What you need to do: Locate every line that holds the string "ChinaNet" and copy it.
══ Data rows ══
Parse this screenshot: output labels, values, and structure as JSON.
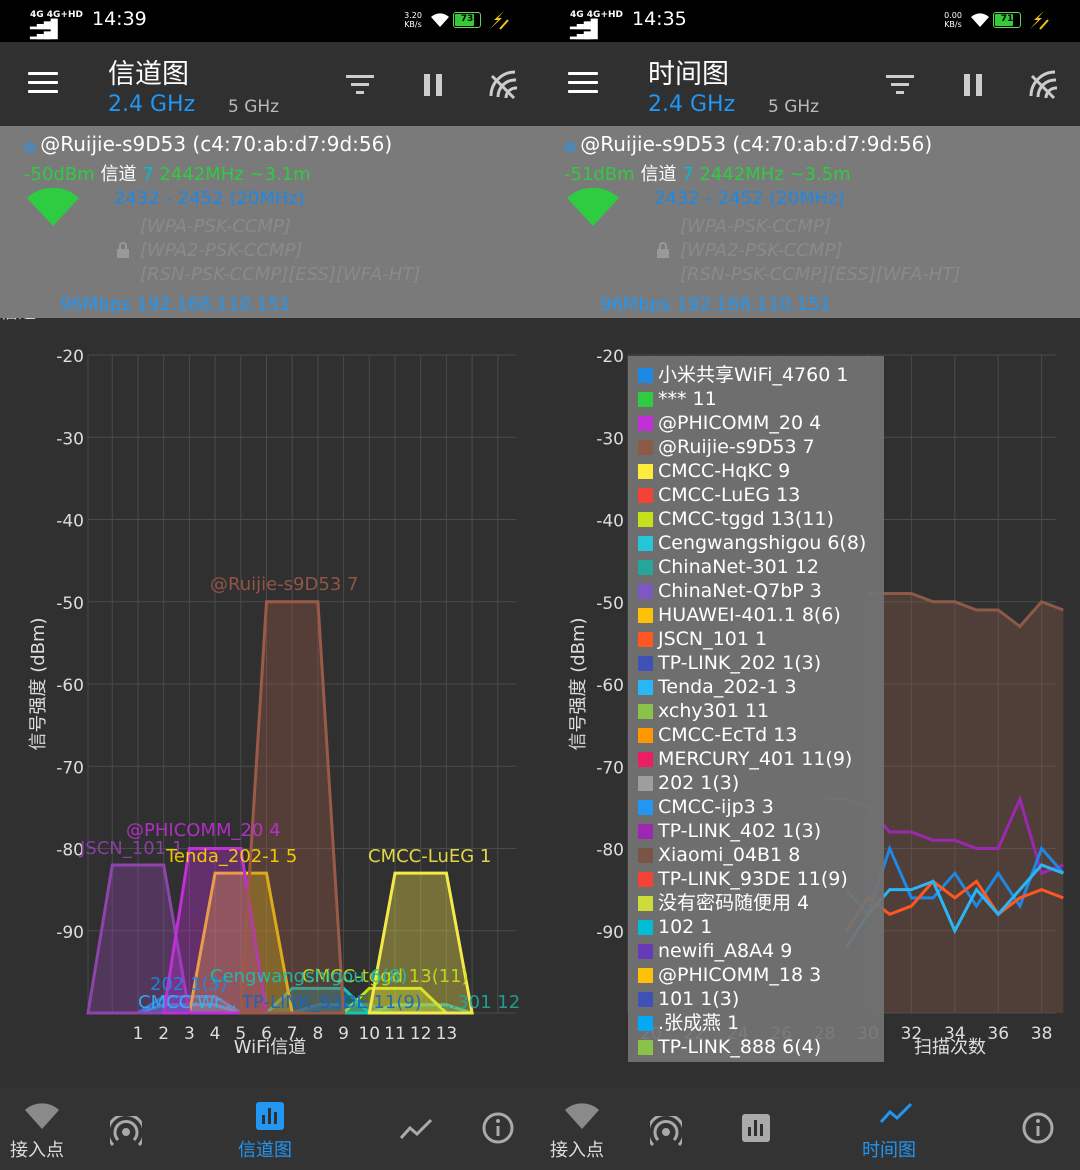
{
  "left": {
    "status": {
      "net1": "4G",
      "net2": "4G+HD",
      "time": "14:39",
      "speed_value": "3.20",
      "speed_unit": "KB/s",
      "battery": "73"
    },
    "header": {
      "title": "信道图",
      "band_24": "2.4 GHz",
      "band_5": "5 GHz"
    },
    "ap": {
      "name": "@Ruijie-s9D53 (c4:70:ab:d7:9d:56)",
      "dbm": "-50dBm",
      "channel_label": "信道",
      "channel": "7",
      "freq": "2442MHz",
      "distance": "~3.1m",
      "range": "2432 - 2452 (20MHz)",
      "cap1": "[WPA-PSK-CCMP]",
      "cap2": "[WPA2-PSK-CCMP]",
      "cap3": "[RSN-PSK-CCMP][ESS][WFA-HT]",
      "link": "96Mbps 192.168.110.151"
    },
    "nav": {
      "ap": "接入点",
      "channel": "信道图"
    }
  },
  "right": {
    "status": {
      "net1": "4G",
      "net2": "4G+HD",
      "time": "14:35",
      "speed_value": "0.00",
      "speed_unit": "KB/s",
      "battery": "71"
    },
    "header": {
      "title": "时间图",
      "band_24": "2.4 GHz",
      "band_5": "5 GHz"
    },
    "ap": {
      "name": "@Ruijie-s9D53 (c4:70:ab:d7:9d:56)",
      "dbm": "-51dBm",
      "channel_label": "信道",
      "channel": "7",
      "freq": "2442MHz",
      "distance": "~3.5m",
      "range": "2432 - 2452 (20MHz)",
      "cap1": "[WPA-PSK-CCMP]",
      "cap2": "[WPA2-PSK-CCMP]",
      "cap3": "[RSN-PSK-CCMP][ESS][WFA-HT]",
      "link": "96Mbps 192.168.110.151"
    },
    "nav": {
      "ap": "接入点",
      "time": "时间图"
    }
  },
  "chart_data": [
    {
      "type": "area",
      "ylabel": "信号强度 (dBm)",
      "xlabel": "WiFi信道",
      "ylim": [
        -100,
        -20
      ],
      "y_ticks": [
        "-20",
        "-30",
        "-40",
        "-50",
        "-60",
        "-70",
        "-80",
        "-90"
      ],
      "x_ticks": [
        "1",
        "2",
        "3",
        "4",
        "5",
        "6",
        "7",
        "8",
        "9",
        "10",
        "11",
        "12",
        "13"
      ],
      "series": [
        {
          "name": "JSCN_101 1",
          "channel": 1,
          "dbm": -82,
          "color": "#8e44ad"
        },
        {
          "name": "@PHICOMM_20 4",
          "channel": 4,
          "dbm": -80,
          "color": "#c12fd6"
        },
        {
          "name": "Tenda_202-1 5",
          "channel": 5,
          "dbm": -83,
          "color": "#ffd700"
        },
        {
          "name": "@Ruijie-s9D53 7",
          "channel": 7,
          "dbm": -50,
          "color": "#9b5a48"
        },
        {
          "name": "CMCC-LuEG 1",
          "channel": 12,
          "dbm": -83,
          "color": "#f5e94a"
        },
        {
          "name": "CMCC-tggd 13(11)",
          "channel": 11,
          "dbm": -97,
          "color": "#c6e01a"
        },
        {
          "name": "Cengwangshigou 6(8)",
          "channel": 8,
          "dbm": -97,
          "color": "#17c3b2"
        },
        {
          "name": "202 1(3)",
          "channel": 3,
          "dbm": -98,
          "color": "#1e88e5"
        },
        {
          "name": "CMCC-Wr...",
          "channel": 3,
          "dbm": -99,
          "color": "#29b6f6"
        },
        {
          "name": "TP-LINK_93DE 11(9)",
          "channel": 9,
          "dbm": -99,
          "color": "#1565c0"
        },
        {
          "name": "...301 12",
          "channel": 12,
          "dbm": -99,
          "color": "#26a69a"
        }
      ]
    },
    {
      "type": "line",
      "ylabel": "信号强度 (dBm)",
      "xlabel": "扫描次数",
      "ylim": [
        -100,
        -20
      ],
      "y_ticks": [
        "-20",
        "-30",
        "-40",
        "-50",
        "-60",
        "-70",
        "-80",
        "-90"
      ],
      "x_ticks": [
        "20",
        "22",
        "24",
        "26",
        "28",
        "30",
        "32",
        "34",
        "36",
        "38"
      ],
      "legend": [
        {
          "name": "小米共享WiFi_4760 1",
          "color": "#1e88e5"
        },
        {
          "name": "*** 11",
          "color": "#2ecc40"
        },
        {
          "name": "@PHICOMM_20 4",
          "color": "#c12fd6"
        },
        {
          "name": "@Ruijie-s9D53 7",
          "color": "#8d5a48"
        },
        {
          "name": "CMCC-HqKC 9",
          "color": "#ffeb3b"
        },
        {
          "name": "CMCC-LuEG 13",
          "color": "#f44336"
        },
        {
          "name": "CMCC-tggd 13(11)",
          "color": "#c6e01a"
        },
        {
          "name": "Cengwangshigou 6(8)",
          "color": "#26c6da"
        },
        {
          "name": "ChinaNet-301 12",
          "color": "#26a69a"
        },
        {
          "name": "ChinaNet-Q7bP 3",
          "color": "#7e57c2"
        },
        {
          "name": "HUAWEI-401.1 8(6)",
          "color": "#ffc107"
        },
        {
          "name": "JSCN_101 1",
          "color": "#ff5722"
        },
        {
          "name": "TP-LINK_202 1(3)",
          "color": "#3f51b5"
        },
        {
          "name": "Tenda_202-1 3",
          "color": "#29b6f6"
        },
        {
          "name": "xchy301 11",
          "color": "#8bc34a"
        },
        {
          "name": "CMCC-EcTd 13",
          "color": "#ff9800"
        },
        {
          "name": "MERCURY_401 11(9)",
          "color": "#e91e63"
        },
        {
          "name": "202 1(3)",
          "color": "#9e9e9e"
        },
        {
          "name": "CMCC-ijp3 3",
          "color": "#2196f3"
        },
        {
          "name": "TP-LINK_402 1(3)",
          "color": "#9c27b0"
        },
        {
          "name": "Xiaomi_04B1 8",
          "color": "#795548"
        },
        {
          "name": "TP-LINK_93DE 11(9)",
          "color": "#f44336"
        },
        {
          "name": "没有密码随便用 4",
          "color": "#cddc39"
        },
        {
          "name": "102 1",
          "color": "#00bcd4"
        },
        {
          "name": "newifi_A8A4 9",
          "color": "#673ab7"
        },
        {
          "name": "@PHICOMM_18 3",
          "color": "#ffc107"
        },
        {
          "name": "101 1(3)",
          "color": "#3f51b5"
        },
        {
          "name": ".张成燕 1",
          "color": "#03a9f4"
        },
        {
          "name": "TP-LINK_888 6(4)",
          "color": "#8bc34a"
        }
      ],
      "series": [
        {
          "name": "@Ruijie-s9D53 7",
          "color": "#8d5a48",
          "x": [
            30,
            31,
            32,
            33,
            34,
            35,
            36,
            37,
            38,
            39
          ],
          "y": [
            -49,
            -49,
            -49,
            -50,
            -50,
            -51,
            -51,
            -53,
            -50,
            -51
          ]
        },
        {
          "name": "TP-LINK_402 1(3)",
          "color": "#9c27b0",
          "x": [
            28,
            29,
            30,
            31,
            32,
            33,
            34,
            35,
            36,
            37,
            38,
            39
          ],
          "y": [
            -74,
            -74,
            -75,
            -78,
            -78,
            -79,
            -79,
            -80,
            -80,
            -74,
            -83,
            -82
          ]
        },
        {
          "name": "小米共享WiFi_4760 1",
          "color": "#1e88e5",
          "x": [
            29,
            30,
            31,
            32,
            33,
            34,
            35,
            36,
            37,
            38,
            39
          ],
          "y": [
            -85,
            -88,
            -80,
            -86,
            -86,
            -83,
            -87,
            -83,
            -87,
            -80,
            -83
          ]
        },
        {
          "name": "JSCN_101 1",
          "color": "#ff5722",
          "x": [
            29,
            30,
            31,
            32,
            33,
            34,
            35,
            36,
            37,
            38,
            39
          ],
          "y": [
            -90,
            -86,
            -88,
            -87,
            -84,
            -86,
            -84,
            -88,
            -86,
            -85,
            -86
          ]
        },
        {
          "name": "Tenda_202-1 3",
          "color": "#29b6f6",
          "x": [
            29,
            30,
            31,
            32,
            33,
            34,
            35,
            36,
            37,
            38,
            39
          ],
          "y": [
            -92,
            -88,
            -85,
            -85,
            -84,
            -90,
            -85,
            -88,
            -85,
            -82,
            -83
          ]
        }
      ]
    }
  ]
}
═══
The result:
          "name": "ChinaNet-301 12",
          "name": "ChinaNet-Q7bP 3",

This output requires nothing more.